* begin ROWS *
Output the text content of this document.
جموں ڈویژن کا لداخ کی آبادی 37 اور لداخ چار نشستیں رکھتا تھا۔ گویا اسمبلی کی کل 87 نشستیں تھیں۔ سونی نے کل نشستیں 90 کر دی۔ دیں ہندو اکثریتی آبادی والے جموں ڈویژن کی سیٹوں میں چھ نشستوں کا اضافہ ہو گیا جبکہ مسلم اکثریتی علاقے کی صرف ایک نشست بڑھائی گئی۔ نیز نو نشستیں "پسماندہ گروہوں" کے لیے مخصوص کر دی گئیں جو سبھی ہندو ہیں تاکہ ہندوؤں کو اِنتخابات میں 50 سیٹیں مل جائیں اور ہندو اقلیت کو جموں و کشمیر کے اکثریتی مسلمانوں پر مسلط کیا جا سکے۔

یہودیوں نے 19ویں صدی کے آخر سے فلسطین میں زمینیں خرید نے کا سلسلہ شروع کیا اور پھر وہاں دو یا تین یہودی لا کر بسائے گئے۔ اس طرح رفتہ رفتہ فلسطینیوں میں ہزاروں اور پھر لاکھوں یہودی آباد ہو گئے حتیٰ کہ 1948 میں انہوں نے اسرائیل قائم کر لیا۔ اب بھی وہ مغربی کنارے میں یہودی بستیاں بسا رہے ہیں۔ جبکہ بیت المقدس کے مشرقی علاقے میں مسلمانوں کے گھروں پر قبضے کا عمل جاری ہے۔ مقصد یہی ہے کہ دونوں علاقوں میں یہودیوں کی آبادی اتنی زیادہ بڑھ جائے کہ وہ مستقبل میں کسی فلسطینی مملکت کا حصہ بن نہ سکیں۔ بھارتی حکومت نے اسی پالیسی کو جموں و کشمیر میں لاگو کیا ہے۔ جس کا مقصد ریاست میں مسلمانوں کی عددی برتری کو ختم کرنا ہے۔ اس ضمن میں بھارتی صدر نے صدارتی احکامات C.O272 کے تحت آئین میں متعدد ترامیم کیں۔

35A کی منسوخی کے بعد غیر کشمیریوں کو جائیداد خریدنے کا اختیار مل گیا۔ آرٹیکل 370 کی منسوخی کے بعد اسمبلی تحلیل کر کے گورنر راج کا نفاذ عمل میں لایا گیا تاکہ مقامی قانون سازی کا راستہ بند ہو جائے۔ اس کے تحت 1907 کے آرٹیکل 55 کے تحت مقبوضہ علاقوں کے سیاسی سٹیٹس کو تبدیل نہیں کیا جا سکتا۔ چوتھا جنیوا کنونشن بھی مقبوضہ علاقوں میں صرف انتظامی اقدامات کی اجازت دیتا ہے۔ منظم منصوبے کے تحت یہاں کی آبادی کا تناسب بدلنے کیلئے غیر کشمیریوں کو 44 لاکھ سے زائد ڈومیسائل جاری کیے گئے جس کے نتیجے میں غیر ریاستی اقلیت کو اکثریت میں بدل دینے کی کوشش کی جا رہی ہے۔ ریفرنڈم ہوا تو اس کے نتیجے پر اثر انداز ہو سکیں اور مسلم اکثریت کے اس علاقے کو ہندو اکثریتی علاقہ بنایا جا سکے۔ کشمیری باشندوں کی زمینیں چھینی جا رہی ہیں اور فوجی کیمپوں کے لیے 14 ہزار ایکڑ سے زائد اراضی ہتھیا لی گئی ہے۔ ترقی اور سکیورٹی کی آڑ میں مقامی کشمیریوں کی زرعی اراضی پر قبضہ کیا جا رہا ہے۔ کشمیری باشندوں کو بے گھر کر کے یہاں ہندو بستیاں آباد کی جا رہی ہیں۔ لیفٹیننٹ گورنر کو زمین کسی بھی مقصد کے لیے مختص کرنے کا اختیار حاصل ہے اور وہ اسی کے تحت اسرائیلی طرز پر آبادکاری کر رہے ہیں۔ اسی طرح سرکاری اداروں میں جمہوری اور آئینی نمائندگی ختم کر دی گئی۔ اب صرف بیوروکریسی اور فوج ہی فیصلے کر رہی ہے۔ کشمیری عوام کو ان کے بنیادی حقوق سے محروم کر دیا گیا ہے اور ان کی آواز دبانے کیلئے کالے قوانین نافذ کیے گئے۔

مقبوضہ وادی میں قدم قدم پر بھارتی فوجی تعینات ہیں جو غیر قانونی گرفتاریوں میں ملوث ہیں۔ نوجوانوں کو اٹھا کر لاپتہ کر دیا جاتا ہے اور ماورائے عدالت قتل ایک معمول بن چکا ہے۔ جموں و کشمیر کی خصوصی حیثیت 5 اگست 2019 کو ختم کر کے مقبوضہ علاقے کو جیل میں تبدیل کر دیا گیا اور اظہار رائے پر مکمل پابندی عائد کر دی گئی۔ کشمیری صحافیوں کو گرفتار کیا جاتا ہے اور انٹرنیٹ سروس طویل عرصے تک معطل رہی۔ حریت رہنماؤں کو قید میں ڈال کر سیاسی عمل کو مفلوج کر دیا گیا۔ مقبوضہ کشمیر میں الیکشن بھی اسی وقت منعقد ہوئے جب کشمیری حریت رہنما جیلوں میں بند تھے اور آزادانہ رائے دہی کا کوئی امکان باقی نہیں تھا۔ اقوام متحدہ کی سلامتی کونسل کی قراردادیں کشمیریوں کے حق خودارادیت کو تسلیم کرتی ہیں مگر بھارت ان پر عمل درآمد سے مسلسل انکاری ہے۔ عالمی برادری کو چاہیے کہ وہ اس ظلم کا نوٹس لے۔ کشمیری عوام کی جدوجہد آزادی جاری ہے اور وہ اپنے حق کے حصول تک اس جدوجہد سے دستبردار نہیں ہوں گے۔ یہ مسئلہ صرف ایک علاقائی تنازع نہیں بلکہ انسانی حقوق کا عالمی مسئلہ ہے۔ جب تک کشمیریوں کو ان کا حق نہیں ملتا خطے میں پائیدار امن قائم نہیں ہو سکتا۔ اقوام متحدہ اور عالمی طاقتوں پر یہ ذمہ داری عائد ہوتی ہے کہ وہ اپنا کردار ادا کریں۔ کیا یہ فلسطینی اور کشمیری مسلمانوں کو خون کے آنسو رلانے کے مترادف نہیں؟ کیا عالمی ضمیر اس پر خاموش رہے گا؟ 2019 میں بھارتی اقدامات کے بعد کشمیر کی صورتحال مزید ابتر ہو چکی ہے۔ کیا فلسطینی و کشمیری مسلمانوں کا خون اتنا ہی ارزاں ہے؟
* end ROWS *
# DIRECTIONS
Repeat the listing exactly, from its first line to its last.

# TASK SOLUTION
Output the text content of this document.
جموں ڈویژن کا لداخ کی آبادی 37 اور لداخ چار نشستیں رکھتا تھا۔ گویا اسمبلی کی کل 87 نشستیں تھیں۔ سونی نے کل نشستیں 90 کر دی۔ دیں ہندو اکثریتی آبادی والے جموں ڈویژن کی سیٹوں میں چھ نشستوں کا اضافہ ہو گیا جبکہ مسلم اکثریتی علاقے کی صرف ایک نشست بڑھائی گئی۔ نیز نو نشستیں "پسماندہ گروہوں" کے لیے مخصوص کر دی گئیں جو سبھی ہندو ہیں تاکہ ہندوؤں کو اِنتخابات میں 50 سیٹیں مل جائیں اور ہندو اقلیت کو جموں و کشمیر کے اکثریتی مسلمانوں پر مسلط کیا جا سکے۔

یہودیوں نے 19ویں صدی کے آخر سے فلسطین میں زمینیں خرید نے کا سلسلہ شروع کیا اور پھر وہاں دو یا تین یہودی لا کر بسائے گئے۔ اس طرح رفتہ رفتہ فلسطینیوں میں ہزاروں اور پھر لاکھوں یہودی آباد ہو گئے حتیٰ کہ 1948 میں انہوں نے اسرائیل قائم کر لیا۔ اب بھی وہ مغربی کنارے میں یہودی بستیاں بسا رہے ہیں۔ جبکہ بیت المقدس کے مشرقی علاقے میں مسلمانوں کے گھروں پر قبضے کا عمل جاری ہے۔ مقصد یہی ہے کہ دونوں علاقوں میں یہودیوں کی آبادی اتنی زیادہ بڑھ جائے کہ وہ مستقبل میں کسی فلسطینی مملکت کا حصہ بن نہ سکیں۔ بھارتی حکومت نے اسی پالیسی کو جموں و کشمیر میں لاگو کیا ہے۔ جس کا مقصد ریاست میں مسلمانوں کی عددی برتری کو ختم کرنا ہے۔ اس ضمن میں بھارتی صدر نے صدارتی احکامات C.O272 کے تحت آئین میں متعدد ترامیم کیں۔

35A کی منسوخی کے بعد غیر کشمیریوں کو جائیداد خریدنے کا اختیار مل گیا۔ آرٹیکل 370 کی منسوخی کے بعد اسمبلی تحلیل کر کے گورنر راج کا نفاذ عمل میں لایا گیا تاکہ مقامی قانون سازی کا راستہ بند ہو جائے۔ اس کے تحت 1907 کے آرٹیکل 55 کے تحت مقبوضہ علاقوں کے سیاسی سٹیٹس کو تبدیل نہیں کیا جا سکتا۔ چوتھا جنیوا کنونشن بھی مقبوضہ علاقوں میں صرف انتظامی اقدامات کی اجازت دیتا ہے۔ منظم منصوبے کے تحت یہاں کی آبادی کا تناسب بدلنے کیلئے غیر کشمیریوں کو 44 لاکھ سے زائد ڈومیسائل جاری کیے گئے جس کے نتیجے میں غیر ریاستی اقلیت کو اکثریت میں بدل دینے کی کوشش کی جا رہی ہے۔ ریفرنڈم ہوا تو اس کے نتیجے پر اثر انداز ہو سکیں اور مسلم اکثریت کے اس علاقے کو ہندو اکثریتی علاقہ بنایا جا سکے۔ کشمیری باشندوں کی زمینیں چھینی جا رہی ہیں اور فوجی کیمپوں کے لیے 14 ہزار ایکڑ سے زائد اراضی ہتھیا لی گئی ہے۔ ترقی اور سکیورٹی کی آڑ میں مقامی کشمیریوں کی زرعی اراضی پر قبضہ کیا جا رہا ہے۔ کشمیری باشندوں کو بے گھر کر کے یہاں ہندو بستیاں آباد کی جا رہی ہیں۔ لیفٹیننٹ گورنر کو زمین کسی بھی مقصد کے لیے مختص کرنے کا اختیار حاصل ہے اور وہ اسی کے تحت اسرائیلی طرز پر آبادکاری کر رہے ہیں۔ اسی طرح سرکاری اداروں میں جمہوری اور آئینی نمائندگی ختم کر دی گئی۔ اب صرف بیوروکریسی اور فوج ہی فیصلے کر رہی ہے۔ کشمیری عوام کو ان کے بنیادی حقوق سے محروم کر دیا گیا ہے اور ان کی آواز دبانے کیلئے کالے قوانین نافذ کیے گئے۔

مقبوضہ وادی میں قدم قدم پر بھارتی فوجی تعینات ہیں جو غیر قانونی گرفتاریوں میں ملوث ہیں۔ نوجوانوں کو اٹھا کر لاپتہ کر دیا جاتا ہے اور ماورائے عدالت قتل ایک معمول بن چکا ہے۔ جموں و کشمیر کی خصوصی حیثیت 5 اگست 2019 کو ختم کر کے مقبوضہ علاقے کو جیل میں تبدیل کر دیا گیا اور اظہار رائے پر مکمل پابندی عائد کر دی گئی۔ کشمیری صحافیوں کو گرفتار کیا جاتا ہے اور انٹرنیٹ سروس طویل عرصے تک معطل رہی۔ حریت رہنماؤں کو قید میں ڈال کر سیاسی عمل کو مفلوج کر دیا گیا۔ مقبوضہ کشمیر میں الیکشن بھی اسی وقت منعقد ہوئے جب کشمیری حریت رہنما جیلوں میں بند تھے اور آزادانہ رائے دہی کا کوئی امکان باقی نہیں تھا۔ اقوام متحدہ کی سلامتی کونسل کی قراردادیں کشمیریوں کے حق خودارادیت کو تسلیم کرتی ہیں مگر بھارت ان پر عمل درآمد سے مسلسل انکاری ہے۔ عالمی برادری کو چاہیے کہ وہ اس ظلم کا نوٹس لے۔ کشمیری عوام کی جدوجہد آزادی جاری ہے اور وہ اپنے حق کے حصول تک اس جدوجہد سے دستبردار نہیں ہوں گے۔ یہ مسئلہ صرف ایک علاقائی تنازع نہیں بلکہ انسانی حقوق کا عالمی مسئلہ ہے۔ جب تک کشمیریوں کو ان کا حق نہیں ملتا خطے میں پائیدار امن قائم نہیں ہو سکتا۔ اقوام متحدہ اور عالمی طاقتوں پر یہ ذمہ داری عائد ہوتی ہے کہ وہ اپنا کردار ادا کریں۔ کیا یہ فلسطینی اور کشمیری مسلمانوں کو خون کے آنسو رلانے کے مترادف نہیں؟ کیا عالمی ضمیر اس پر خاموش رہے گا؟ 2019 میں بھارتی اقدامات کے بعد کشمیر کی صورتحال مزید ابتر ہو چکی ہے۔ کیا فلسطینی و کشمیری مسلمانوں کا خون اتنا ہی ارزاں ہے؟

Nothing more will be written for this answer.